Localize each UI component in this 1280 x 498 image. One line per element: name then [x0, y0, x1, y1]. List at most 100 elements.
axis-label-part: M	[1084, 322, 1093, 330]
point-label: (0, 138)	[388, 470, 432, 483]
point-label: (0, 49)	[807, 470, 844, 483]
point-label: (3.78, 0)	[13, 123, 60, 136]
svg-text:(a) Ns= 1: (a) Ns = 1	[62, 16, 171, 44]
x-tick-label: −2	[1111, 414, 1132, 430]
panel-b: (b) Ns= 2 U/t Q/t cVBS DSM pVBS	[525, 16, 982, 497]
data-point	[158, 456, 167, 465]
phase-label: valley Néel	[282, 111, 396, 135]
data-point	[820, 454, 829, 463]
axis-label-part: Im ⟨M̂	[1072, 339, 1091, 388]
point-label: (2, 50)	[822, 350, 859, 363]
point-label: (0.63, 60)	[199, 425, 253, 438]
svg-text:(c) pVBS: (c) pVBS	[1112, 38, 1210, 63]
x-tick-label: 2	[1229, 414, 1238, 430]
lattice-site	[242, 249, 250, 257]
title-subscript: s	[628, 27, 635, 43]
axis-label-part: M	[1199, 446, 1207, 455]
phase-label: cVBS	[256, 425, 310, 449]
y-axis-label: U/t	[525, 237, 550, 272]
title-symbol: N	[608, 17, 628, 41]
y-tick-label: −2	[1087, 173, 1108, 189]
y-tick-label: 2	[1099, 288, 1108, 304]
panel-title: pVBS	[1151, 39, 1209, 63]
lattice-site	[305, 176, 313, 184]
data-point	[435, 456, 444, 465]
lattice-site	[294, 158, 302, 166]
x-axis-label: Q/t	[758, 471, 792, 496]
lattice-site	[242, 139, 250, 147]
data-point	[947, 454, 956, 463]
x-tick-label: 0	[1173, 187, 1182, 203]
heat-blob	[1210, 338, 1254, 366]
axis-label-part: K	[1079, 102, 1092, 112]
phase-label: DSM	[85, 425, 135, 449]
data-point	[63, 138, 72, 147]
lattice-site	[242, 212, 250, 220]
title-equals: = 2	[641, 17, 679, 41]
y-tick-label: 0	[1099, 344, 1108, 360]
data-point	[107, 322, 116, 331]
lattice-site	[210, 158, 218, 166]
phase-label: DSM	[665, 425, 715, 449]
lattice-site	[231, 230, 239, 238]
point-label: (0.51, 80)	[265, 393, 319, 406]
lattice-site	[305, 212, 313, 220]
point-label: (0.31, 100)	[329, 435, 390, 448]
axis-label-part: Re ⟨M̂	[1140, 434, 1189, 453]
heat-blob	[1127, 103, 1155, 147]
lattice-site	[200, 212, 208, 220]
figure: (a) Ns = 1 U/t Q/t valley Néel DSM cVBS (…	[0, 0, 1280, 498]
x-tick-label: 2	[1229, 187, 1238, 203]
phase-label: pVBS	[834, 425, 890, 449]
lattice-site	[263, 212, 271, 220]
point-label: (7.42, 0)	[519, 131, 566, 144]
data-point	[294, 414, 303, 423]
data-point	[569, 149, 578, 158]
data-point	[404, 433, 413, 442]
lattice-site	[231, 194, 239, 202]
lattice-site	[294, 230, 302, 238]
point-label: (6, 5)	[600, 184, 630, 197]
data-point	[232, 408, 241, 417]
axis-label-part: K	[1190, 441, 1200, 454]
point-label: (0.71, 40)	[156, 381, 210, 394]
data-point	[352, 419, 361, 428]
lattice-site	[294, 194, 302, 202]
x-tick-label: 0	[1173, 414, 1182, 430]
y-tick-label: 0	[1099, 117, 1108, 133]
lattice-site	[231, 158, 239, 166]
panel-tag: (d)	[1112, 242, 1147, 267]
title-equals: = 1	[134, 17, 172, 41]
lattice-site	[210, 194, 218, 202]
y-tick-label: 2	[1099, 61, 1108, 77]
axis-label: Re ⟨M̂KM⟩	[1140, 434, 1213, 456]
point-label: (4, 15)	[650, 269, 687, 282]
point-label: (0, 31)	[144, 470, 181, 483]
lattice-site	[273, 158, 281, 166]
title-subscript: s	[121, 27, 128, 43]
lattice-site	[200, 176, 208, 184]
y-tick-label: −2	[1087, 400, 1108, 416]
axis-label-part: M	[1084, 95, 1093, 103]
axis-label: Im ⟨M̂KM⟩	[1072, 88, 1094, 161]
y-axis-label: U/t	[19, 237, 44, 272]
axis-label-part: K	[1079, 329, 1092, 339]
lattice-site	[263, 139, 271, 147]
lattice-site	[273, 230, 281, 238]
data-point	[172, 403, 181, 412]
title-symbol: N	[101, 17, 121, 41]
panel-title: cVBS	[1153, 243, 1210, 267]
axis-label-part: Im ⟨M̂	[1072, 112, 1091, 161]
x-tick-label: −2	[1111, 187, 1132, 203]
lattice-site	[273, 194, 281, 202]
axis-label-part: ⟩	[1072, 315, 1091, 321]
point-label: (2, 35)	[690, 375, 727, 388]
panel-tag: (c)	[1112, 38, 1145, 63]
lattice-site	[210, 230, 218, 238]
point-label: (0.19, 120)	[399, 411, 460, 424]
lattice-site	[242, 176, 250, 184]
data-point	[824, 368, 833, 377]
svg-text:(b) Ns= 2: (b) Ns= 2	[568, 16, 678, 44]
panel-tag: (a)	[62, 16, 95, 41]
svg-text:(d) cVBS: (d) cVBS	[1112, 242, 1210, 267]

# [What is expected]
Copy the entire listing above line for line, with nothing changed.

# [Output]
Localize each UI component in this 1280 x 498 image. One line per element: name then [x0, y0, x1, y1]. List at most 100 elements.
axis-label-part: M	[1084, 322, 1093, 330]
point-label: (0, 138)	[388, 470, 432, 483]
point-label: (0, 49)	[807, 470, 844, 483]
point-label: (3.78, 0)	[13, 123, 60, 136]
svg-text:(a) Ns= 1: (a) Ns = 1	[62, 16, 171, 44]
x-tick-label: −2	[1111, 414, 1132, 430]
panel-b: (b) Ns= 2 U/t Q/t cVBS DSM pVBS	[525, 16, 982, 497]
data-point	[158, 456, 167, 465]
phase-label: valley Néel	[282, 111, 396, 135]
data-point	[820, 454, 829, 463]
axis-label-part: Im ⟨M̂	[1072, 339, 1091, 388]
point-label: (2, 50)	[822, 350, 859, 363]
point-label: (0.63, 60)	[199, 425, 253, 438]
svg-text:(c) pVBS: (c) pVBS	[1112, 38, 1210, 63]
x-tick-label: 2	[1229, 414, 1238, 430]
lattice-site	[242, 249, 250, 257]
title-subscript: s	[628, 27, 635, 43]
axis-label-part: M	[1199, 446, 1207, 455]
phase-label: cVBS	[256, 425, 310, 449]
y-axis-label: U/t	[525, 237, 550, 272]
title-symbol: N	[608, 17, 628, 41]
y-tick-label: −2	[1087, 173, 1108, 189]
y-tick-label: 2	[1099, 288, 1108, 304]
panel-title: pVBS	[1151, 39, 1209, 63]
lattice-site	[305, 176, 313, 184]
data-point	[435, 456, 444, 465]
lattice-site	[294, 158, 302, 166]
x-axis-label: Q/t	[758, 471, 792, 496]
lattice-site	[242, 139, 250, 147]
data-point	[947, 454, 956, 463]
x-tick-label: 0	[1173, 187, 1182, 203]
heat-blob	[1210, 338, 1254, 366]
axis-label-part: K	[1079, 102, 1092, 112]
phase-label: DSM	[85, 425, 135, 449]
data-point	[63, 138, 72, 147]
lattice-site	[242, 212, 250, 220]
title-equals: = 2	[641, 17, 679, 41]
y-tick-label: 0	[1099, 344, 1108, 360]
data-point	[107, 322, 116, 331]
lattice-site	[210, 158, 218, 166]
phase-label: DSM	[665, 425, 715, 449]
lattice-site	[231, 230, 239, 238]
point-label: (0.51, 80)	[265, 393, 319, 406]
lattice-site	[305, 212, 313, 220]
point-label: (0.31, 100)	[329, 435, 390, 448]
axis-label-part: Re ⟨M̂	[1140, 434, 1189, 453]
heat-blob	[1127, 103, 1155, 147]
lattice-site	[200, 212, 208, 220]
figure: (a) Ns = 1 U/t Q/t valley Néel DSM cVBS (…	[0, 0, 1280, 498]
x-tick-label: 2	[1229, 187, 1238, 203]
phase-label: pVBS	[834, 425, 890, 449]
lattice-site	[263, 212, 271, 220]
point-label: (7.42, 0)	[519, 131, 566, 144]
data-point	[294, 414, 303, 423]
data-point	[569, 149, 578, 158]
data-point	[404, 433, 413, 442]
lattice-site	[231, 194, 239, 202]
lattice-site	[294, 230, 302, 238]
point-label: (6, 5)	[600, 184, 630, 197]
data-point	[232, 408, 241, 417]
axis-label-part: K	[1190, 441, 1200, 454]
point-label: (0.71, 40)	[156, 381, 210, 394]
data-point	[352, 419, 361, 428]
lattice-site	[294, 194, 302, 202]
x-tick-label: 0	[1173, 414, 1182, 430]
y-tick-label: 0	[1099, 117, 1108, 133]
lattice-site	[231, 158, 239, 166]
panel-tag: (d)	[1112, 242, 1147, 267]
title-equals: = 1	[134, 17, 172, 41]
lattice-site	[210, 194, 218, 202]
y-tick-label: 2	[1099, 61, 1108, 77]
axis-label: Re ⟨M̂KM⟩	[1140, 434, 1213, 456]
point-label: (4, 15)	[650, 269, 687, 282]
point-label: (0, 31)	[144, 470, 181, 483]
lattice-site	[273, 158, 281, 166]
title-subscript: s	[121, 27, 128, 43]
lattice-site	[200, 176, 208, 184]
y-tick-label: −2	[1087, 400, 1108, 416]
axis-label-part: M	[1084, 95, 1093, 103]
axis-label: Im ⟨M̂KM⟩	[1072, 88, 1094, 161]
y-axis-label: U/t	[19, 237, 44, 272]
axis-label-part: K	[1079, 329, 1092, 339]
lattice-site	[263, 139, 271, 147]
lattice-site	[273, 230, 281, 238]
data-point	[172, 403, 181, 412]
title-symbol: N	[101, 17, 121, 41]
panel-title: cVBS	[1153, 243, 1210, 267]
axis-label-part: Im ⟨M̂	[1072, 112, 1091, 161]
x-tick-label: −2	[1111, 187, 1132, 203]
lattice-site	[273, 194, 281, 202]
axis-label-part: ⟩	[1072, 315, 1091, 321]
point-label: (2, 35)	[690, 375, 727, 388]
panel-tag: (c)	[1112, 38, 1145, 63]
lattice-site	[210, 230, 218, 238]
point-label: (0.19, 120)	[399, 411, 460, 424]
lattice-site	[242, 176, 250, 184]
data-point	[824, 368, 833, 377]
svg-text:(b) Ns= 2: (b) Ns= 2	[568, 16, 678, 44]
panel-tag: (a)	[62, 16, 95, 41]
svg-text:(d) cVBS: (d) cVBS	[1112, 242, 1210, 267]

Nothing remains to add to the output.